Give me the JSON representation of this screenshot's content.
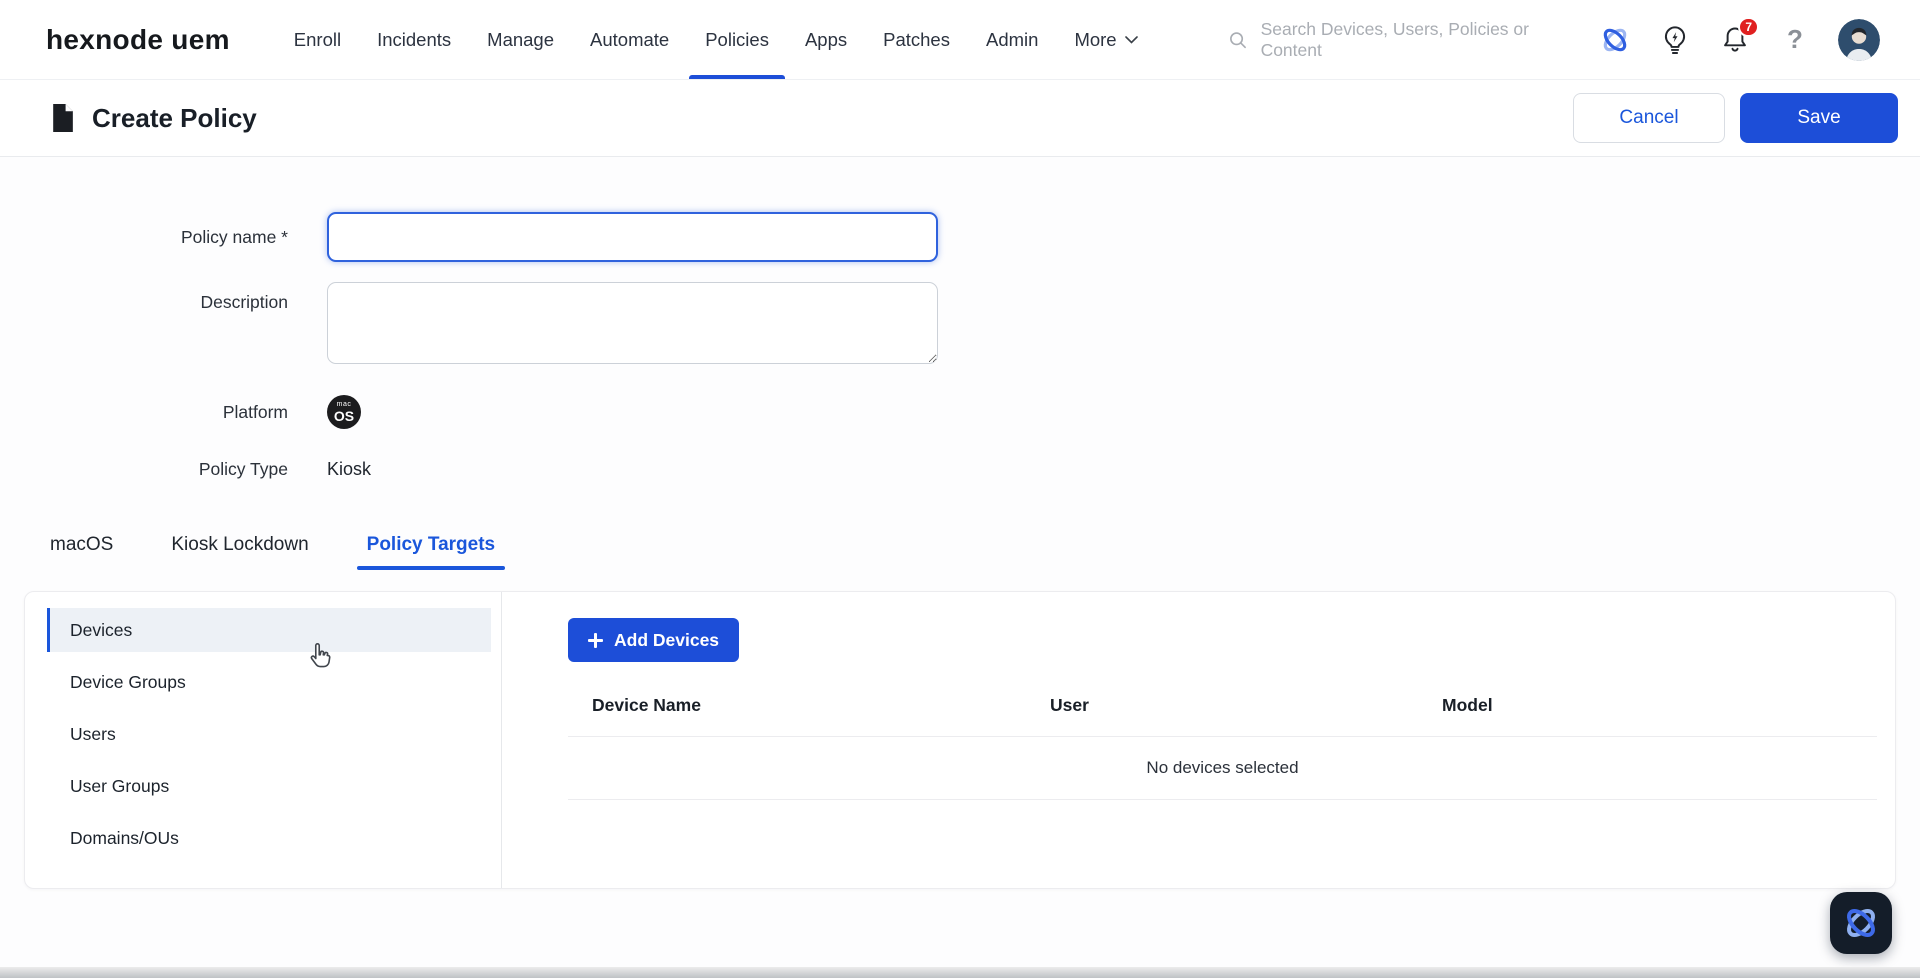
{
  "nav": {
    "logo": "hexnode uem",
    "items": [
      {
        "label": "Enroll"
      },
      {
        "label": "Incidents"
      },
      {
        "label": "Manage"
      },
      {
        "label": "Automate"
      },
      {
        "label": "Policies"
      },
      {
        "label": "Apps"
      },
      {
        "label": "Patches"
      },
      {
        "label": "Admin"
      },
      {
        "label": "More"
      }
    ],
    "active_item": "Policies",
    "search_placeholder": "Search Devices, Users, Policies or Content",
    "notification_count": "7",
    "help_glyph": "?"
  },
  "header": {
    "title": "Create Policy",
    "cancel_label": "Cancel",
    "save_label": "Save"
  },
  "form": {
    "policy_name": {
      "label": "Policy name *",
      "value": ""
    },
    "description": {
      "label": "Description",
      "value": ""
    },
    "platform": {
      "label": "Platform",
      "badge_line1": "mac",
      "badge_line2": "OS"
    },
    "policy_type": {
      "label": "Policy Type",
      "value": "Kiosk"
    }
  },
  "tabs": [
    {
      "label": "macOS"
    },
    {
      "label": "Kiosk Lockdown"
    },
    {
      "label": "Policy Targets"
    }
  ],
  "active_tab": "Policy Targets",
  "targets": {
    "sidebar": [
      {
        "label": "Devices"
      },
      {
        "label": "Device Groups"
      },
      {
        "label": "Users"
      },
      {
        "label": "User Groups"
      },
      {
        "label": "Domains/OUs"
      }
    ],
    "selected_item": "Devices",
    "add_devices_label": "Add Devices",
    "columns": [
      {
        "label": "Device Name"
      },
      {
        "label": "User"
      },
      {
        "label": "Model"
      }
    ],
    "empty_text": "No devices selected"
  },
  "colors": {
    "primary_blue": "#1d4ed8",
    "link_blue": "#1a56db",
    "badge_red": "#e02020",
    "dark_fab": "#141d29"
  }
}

════════════════════

* _Required work_: Omit every picture while copying the listing above exactly.

* _Full solution_:
Give me the JSON representation of this screenshot's content.
{
  "nav": {
    "logo": "hexnode uem",
    "items": [
      {
        "label": "Enroll"
      },
      {
        "label": "Incidents"
      },
      {
        "label": "Manage"
      },
      {
        "label": "Automate"
      },
      {
        "label": "Policies"
      },
      {
        "label": "Apps"
      },
      {
        "label": "Patches"
      },
      {
        "label": "Admin"
      },
      {
        "label": "More"
      }
    ],
    "active_item": "Policies",
    "search_placeholder": "Search Devices, Users, Policies or Content",
    "notification_count": "7",
    "help_glyph": "?"
  },
  "header": {
    "title": "Create Policy",
    "cancel_label": "Cancel",
    "save_label": "Save"
  },
  "form": {
    "policy_name": {
      "label": "Policy name *",
      "value": ""
    },
    "description": {
      "label": "Description",
      "value": ""
    },
    "platform": {
      "label": "Platform",
      "badge_line1": "mac",
      "badge_line2": "OS"
    },
    "policy_type": {
      "label": "Policy Type",
      "value": "Kiosk"
    }
  },
  "tabs": [
    {
      "label": "macOS"
    },
    {
      "label": "Kiosk Lockdown"
    },
    {
      "label": "Policy Targets"
    }
  ],
  "active_tab": "Policy Targets",
  "targets": {
    "sidebar": [
      {
        "label": "Devices"
      },
      {
        "label": "Device Groups"
      },
      {
        "label": "Users"
      },
      {
        "label": "User Groups"
      },
      {
        "label": "Domains/OUs"
      }
    ],
    "selected_item": "Devices",
    "add_devices_label": "Add Devices",
    "columns": [
      {
        "label": "Device Name"
      },
      {
        "label": "User"
      },
      {
        "label": "Model"
      }
    ],
    "empty_text": "No devices selected"
  },
  "colors": {
    "primary_blue": "#1d4ed8",
    "link_blue": "#1a56db",
    "badge_red": "#e02020",
    "dark_fab": "#141d29"
  }
}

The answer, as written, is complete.